Using the material that follows, identify and copy each line with the string "Share".

Dataset records:
** start **

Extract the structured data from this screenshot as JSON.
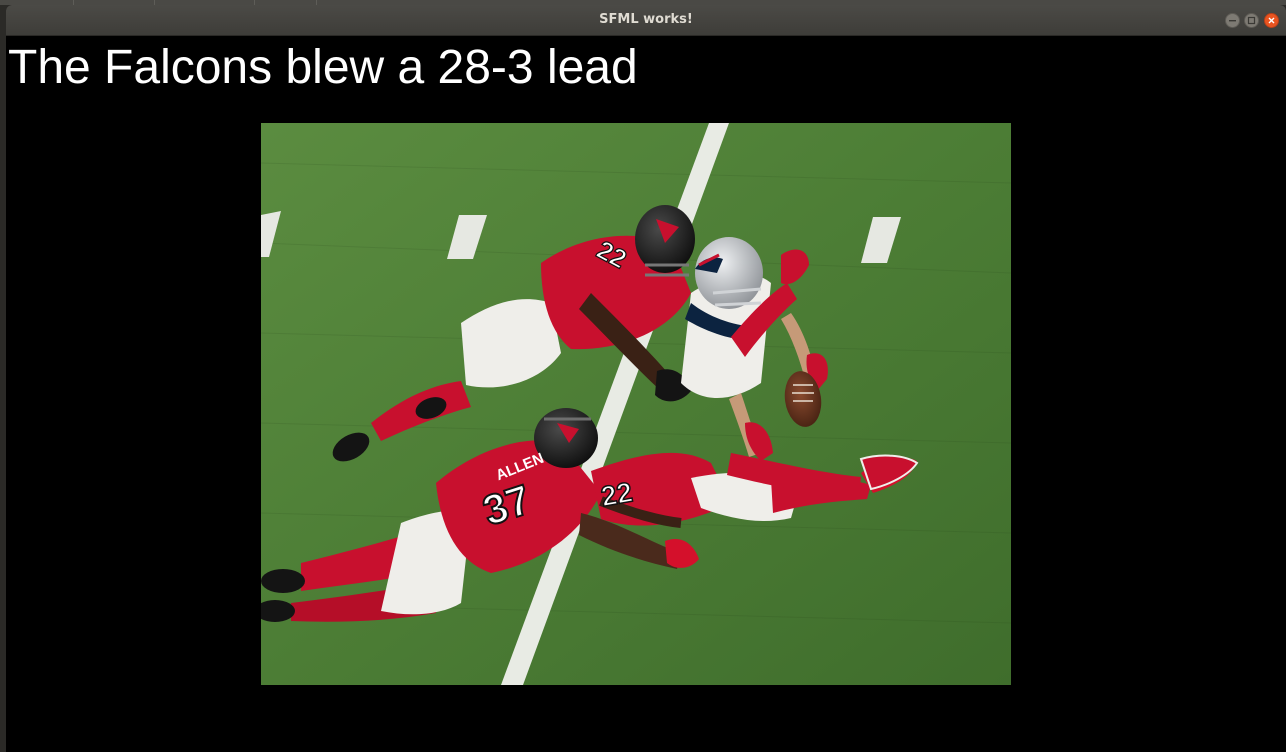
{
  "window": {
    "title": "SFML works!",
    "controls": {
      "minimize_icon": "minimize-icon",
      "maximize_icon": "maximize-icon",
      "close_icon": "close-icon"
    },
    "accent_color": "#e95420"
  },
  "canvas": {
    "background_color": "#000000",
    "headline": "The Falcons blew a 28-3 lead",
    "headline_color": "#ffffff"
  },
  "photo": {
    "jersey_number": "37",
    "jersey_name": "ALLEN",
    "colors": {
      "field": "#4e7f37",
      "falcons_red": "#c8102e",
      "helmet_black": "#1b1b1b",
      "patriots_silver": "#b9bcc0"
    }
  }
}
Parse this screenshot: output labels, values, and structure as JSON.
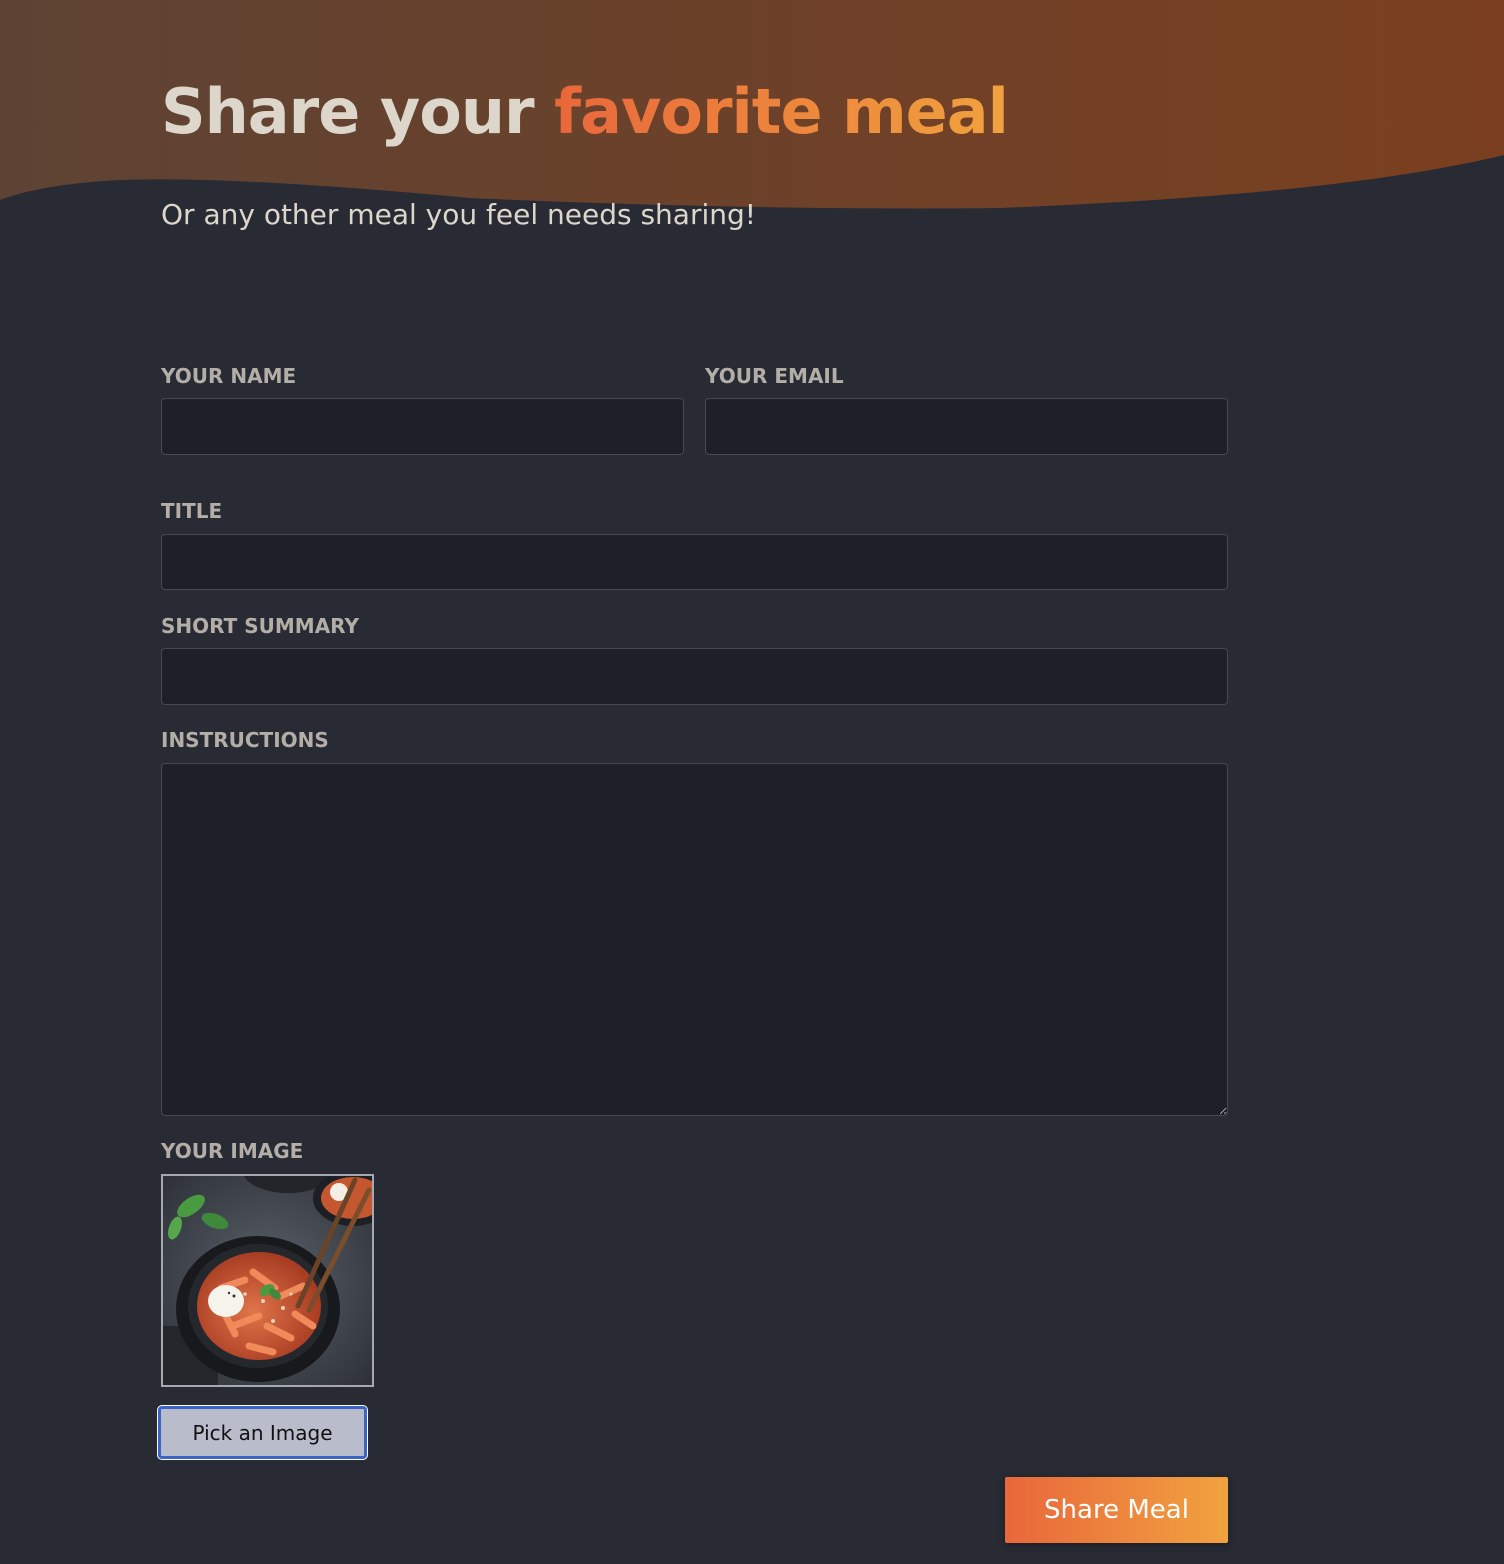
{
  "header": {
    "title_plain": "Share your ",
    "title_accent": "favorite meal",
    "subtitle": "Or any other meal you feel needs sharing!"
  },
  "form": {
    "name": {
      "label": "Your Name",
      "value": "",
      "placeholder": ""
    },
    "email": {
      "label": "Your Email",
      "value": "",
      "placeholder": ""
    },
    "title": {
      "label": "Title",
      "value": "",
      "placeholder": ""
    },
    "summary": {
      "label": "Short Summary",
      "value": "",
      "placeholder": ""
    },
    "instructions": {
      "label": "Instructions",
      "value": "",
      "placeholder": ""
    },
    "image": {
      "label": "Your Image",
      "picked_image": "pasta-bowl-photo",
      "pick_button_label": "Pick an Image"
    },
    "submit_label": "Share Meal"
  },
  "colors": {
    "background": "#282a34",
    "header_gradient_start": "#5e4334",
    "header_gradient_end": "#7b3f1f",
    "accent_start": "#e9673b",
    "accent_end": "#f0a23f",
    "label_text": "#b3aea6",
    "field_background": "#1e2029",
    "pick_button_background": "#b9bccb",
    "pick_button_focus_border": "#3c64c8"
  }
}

** end **

● TASK RESPONSE
    "title_plain": "Share your ",
    "submit_label": "Share Meal"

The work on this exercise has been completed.